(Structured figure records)
==============================
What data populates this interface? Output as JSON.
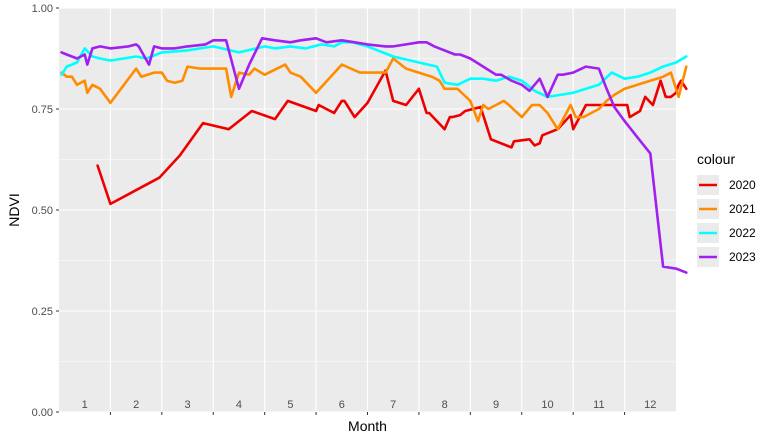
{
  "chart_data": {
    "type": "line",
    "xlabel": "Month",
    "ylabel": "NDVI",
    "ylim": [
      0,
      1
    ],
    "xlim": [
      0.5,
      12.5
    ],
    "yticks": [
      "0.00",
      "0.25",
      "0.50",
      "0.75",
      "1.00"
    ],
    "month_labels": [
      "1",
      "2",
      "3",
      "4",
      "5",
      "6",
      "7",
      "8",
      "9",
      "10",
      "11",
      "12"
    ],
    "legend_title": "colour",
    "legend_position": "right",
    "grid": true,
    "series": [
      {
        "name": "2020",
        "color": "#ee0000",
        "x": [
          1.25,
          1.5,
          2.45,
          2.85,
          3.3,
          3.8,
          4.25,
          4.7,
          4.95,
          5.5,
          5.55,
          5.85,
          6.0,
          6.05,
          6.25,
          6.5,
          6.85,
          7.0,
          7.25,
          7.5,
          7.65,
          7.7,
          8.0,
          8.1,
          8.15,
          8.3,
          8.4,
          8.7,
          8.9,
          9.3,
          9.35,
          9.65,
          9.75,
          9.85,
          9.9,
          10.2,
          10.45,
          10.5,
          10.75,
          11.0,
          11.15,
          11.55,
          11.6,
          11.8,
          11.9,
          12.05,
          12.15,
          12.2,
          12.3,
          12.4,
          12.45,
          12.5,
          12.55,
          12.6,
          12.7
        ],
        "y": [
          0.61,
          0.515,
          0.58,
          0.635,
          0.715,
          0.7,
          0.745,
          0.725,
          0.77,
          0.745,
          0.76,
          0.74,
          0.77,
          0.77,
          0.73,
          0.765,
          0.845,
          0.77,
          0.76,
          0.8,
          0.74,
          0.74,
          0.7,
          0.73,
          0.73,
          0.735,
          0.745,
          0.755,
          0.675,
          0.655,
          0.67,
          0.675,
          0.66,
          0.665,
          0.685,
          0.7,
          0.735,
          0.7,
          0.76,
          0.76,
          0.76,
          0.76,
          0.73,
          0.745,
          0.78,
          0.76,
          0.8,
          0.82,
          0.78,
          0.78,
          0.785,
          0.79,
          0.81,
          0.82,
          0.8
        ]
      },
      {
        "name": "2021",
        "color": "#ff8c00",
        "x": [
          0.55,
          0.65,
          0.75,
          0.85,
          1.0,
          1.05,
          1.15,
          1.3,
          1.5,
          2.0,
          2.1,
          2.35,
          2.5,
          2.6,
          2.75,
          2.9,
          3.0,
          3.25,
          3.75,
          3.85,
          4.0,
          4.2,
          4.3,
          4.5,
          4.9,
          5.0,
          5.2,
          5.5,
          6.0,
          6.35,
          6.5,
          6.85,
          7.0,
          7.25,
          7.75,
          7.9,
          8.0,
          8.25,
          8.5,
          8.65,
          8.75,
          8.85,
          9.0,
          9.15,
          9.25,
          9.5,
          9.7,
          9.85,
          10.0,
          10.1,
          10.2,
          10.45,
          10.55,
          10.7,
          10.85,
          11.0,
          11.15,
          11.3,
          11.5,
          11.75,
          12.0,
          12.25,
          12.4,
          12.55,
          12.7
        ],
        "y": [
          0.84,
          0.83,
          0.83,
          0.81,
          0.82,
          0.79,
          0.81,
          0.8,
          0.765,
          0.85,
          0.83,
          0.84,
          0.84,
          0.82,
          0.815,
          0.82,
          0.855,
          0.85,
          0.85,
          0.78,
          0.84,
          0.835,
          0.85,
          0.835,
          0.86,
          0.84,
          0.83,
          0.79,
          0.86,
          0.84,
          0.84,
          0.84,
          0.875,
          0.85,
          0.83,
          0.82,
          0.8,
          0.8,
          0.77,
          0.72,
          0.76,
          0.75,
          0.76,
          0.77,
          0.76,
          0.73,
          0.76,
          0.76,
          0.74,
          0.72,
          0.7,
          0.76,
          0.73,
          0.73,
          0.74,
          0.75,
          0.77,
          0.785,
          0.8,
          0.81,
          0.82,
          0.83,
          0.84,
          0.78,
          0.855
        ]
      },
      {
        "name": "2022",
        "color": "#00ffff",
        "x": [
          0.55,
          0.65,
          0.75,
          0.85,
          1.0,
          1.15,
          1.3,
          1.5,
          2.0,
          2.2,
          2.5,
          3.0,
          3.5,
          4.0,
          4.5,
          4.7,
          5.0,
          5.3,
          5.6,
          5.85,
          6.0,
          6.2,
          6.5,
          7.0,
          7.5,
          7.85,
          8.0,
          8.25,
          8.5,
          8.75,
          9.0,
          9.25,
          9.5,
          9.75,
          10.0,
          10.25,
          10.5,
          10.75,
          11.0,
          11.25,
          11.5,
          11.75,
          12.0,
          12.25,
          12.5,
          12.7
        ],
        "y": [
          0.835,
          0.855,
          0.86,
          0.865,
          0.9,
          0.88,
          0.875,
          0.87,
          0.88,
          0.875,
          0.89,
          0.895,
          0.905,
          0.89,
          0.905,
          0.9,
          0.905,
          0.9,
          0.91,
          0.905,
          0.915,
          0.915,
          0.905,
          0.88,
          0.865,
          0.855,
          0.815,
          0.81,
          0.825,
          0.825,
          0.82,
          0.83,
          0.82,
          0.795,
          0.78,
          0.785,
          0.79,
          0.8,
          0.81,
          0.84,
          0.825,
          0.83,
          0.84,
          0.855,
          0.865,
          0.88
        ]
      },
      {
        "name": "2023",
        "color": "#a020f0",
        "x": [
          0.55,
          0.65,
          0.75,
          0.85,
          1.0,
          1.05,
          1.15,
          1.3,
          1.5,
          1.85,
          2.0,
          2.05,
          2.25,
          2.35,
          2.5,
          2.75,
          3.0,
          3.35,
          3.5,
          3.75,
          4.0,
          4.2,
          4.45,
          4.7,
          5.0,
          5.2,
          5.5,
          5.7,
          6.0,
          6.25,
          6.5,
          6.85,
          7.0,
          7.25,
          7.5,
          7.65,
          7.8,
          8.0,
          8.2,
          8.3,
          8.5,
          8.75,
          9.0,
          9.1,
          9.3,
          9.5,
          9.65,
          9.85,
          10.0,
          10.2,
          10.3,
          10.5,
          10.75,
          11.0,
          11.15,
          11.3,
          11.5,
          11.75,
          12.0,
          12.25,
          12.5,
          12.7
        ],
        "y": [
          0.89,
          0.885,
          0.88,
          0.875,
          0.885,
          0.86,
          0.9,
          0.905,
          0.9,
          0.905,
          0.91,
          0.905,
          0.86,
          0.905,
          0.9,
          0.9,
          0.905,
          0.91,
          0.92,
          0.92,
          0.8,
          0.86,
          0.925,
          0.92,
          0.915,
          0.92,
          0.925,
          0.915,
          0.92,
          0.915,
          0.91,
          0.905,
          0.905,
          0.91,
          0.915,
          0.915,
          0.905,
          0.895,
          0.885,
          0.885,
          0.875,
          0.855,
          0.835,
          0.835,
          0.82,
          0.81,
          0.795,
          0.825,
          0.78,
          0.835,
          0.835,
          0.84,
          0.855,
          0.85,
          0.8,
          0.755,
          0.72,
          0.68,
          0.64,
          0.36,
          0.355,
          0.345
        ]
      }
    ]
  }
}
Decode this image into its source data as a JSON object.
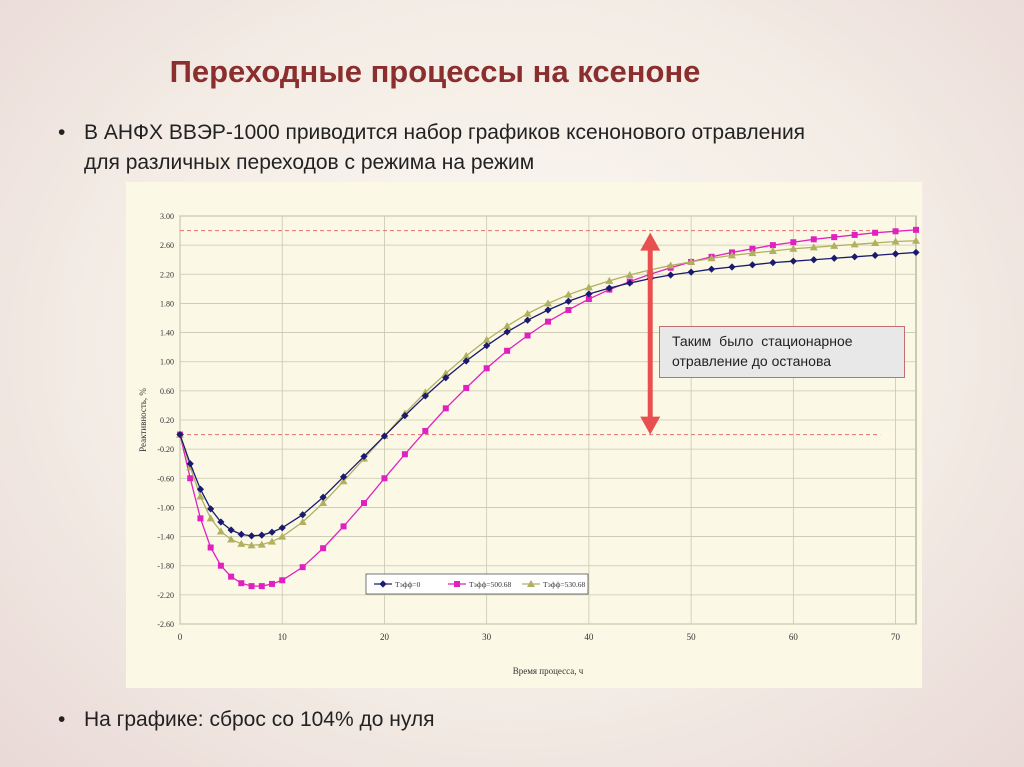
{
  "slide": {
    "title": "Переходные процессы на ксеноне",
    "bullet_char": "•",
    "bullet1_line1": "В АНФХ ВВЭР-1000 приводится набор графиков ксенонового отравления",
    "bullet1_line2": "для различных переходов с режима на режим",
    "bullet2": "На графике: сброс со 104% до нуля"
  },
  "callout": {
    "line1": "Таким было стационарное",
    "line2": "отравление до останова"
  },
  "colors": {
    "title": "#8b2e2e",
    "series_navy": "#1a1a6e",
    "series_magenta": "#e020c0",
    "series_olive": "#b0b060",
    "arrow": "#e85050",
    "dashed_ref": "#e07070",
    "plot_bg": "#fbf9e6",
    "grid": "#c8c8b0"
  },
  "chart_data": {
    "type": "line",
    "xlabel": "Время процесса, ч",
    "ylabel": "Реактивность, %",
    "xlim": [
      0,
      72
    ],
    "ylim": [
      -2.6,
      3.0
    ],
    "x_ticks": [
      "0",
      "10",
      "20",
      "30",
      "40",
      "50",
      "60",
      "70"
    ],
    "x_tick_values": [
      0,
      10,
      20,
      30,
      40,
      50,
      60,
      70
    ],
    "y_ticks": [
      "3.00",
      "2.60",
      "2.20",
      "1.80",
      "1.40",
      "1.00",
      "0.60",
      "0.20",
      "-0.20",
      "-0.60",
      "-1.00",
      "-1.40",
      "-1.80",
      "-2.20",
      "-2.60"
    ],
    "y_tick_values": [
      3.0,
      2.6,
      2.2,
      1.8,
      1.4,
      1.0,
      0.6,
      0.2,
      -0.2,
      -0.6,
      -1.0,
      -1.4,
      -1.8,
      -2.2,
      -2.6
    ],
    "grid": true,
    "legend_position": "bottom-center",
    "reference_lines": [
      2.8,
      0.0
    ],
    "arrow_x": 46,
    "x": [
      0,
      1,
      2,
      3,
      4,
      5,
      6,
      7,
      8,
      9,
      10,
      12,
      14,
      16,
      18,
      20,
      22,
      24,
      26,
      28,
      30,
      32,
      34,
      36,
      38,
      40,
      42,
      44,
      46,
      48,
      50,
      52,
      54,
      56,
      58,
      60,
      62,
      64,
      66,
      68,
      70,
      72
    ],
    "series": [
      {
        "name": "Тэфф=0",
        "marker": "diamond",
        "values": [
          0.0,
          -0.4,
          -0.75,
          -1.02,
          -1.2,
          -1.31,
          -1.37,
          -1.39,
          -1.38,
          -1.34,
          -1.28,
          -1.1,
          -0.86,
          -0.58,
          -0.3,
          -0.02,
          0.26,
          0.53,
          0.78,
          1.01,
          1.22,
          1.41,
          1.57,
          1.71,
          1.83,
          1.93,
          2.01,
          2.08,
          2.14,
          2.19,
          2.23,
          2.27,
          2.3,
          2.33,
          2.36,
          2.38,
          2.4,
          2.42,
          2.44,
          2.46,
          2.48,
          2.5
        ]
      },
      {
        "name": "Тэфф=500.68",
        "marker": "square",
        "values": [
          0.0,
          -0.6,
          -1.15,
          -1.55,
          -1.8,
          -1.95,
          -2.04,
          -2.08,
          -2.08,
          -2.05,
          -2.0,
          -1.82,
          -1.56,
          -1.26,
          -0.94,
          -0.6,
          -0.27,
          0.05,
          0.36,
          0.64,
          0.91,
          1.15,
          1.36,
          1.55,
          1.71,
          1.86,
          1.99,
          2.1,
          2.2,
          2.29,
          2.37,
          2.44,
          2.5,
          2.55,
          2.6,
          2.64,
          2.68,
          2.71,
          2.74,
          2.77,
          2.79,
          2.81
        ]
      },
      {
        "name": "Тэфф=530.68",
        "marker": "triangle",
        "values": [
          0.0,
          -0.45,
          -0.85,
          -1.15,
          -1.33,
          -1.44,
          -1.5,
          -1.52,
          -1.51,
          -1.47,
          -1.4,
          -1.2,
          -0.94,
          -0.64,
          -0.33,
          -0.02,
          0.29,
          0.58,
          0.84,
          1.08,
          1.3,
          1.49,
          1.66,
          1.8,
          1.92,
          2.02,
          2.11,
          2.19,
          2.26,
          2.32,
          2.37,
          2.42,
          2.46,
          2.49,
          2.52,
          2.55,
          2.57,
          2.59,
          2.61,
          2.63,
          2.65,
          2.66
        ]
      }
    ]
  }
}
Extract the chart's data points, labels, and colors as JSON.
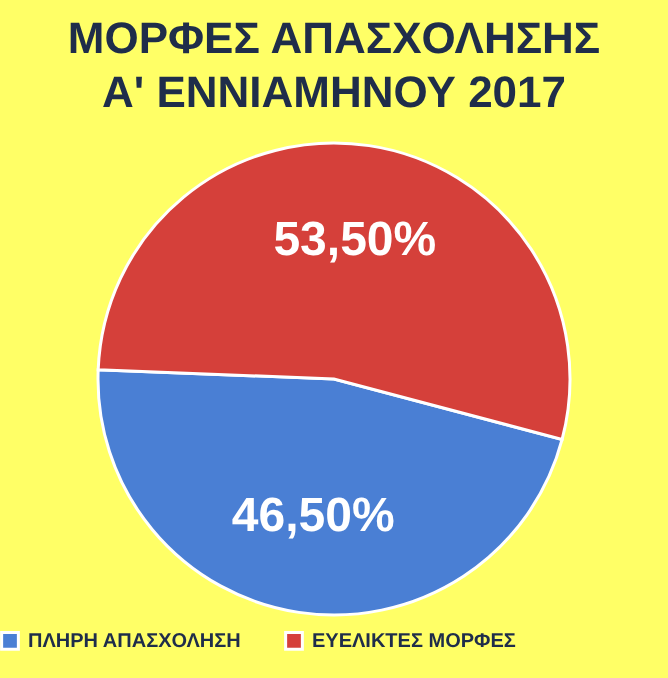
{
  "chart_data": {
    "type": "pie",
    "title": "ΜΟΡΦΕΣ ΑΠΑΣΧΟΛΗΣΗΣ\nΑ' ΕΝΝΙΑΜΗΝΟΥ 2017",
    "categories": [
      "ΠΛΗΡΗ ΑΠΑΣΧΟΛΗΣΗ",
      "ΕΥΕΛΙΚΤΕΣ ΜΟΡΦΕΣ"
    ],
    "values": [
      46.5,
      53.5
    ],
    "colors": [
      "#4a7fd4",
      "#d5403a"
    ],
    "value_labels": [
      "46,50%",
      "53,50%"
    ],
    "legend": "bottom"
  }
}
==============================
Return only the number of lines in the data that contain "bottom".

2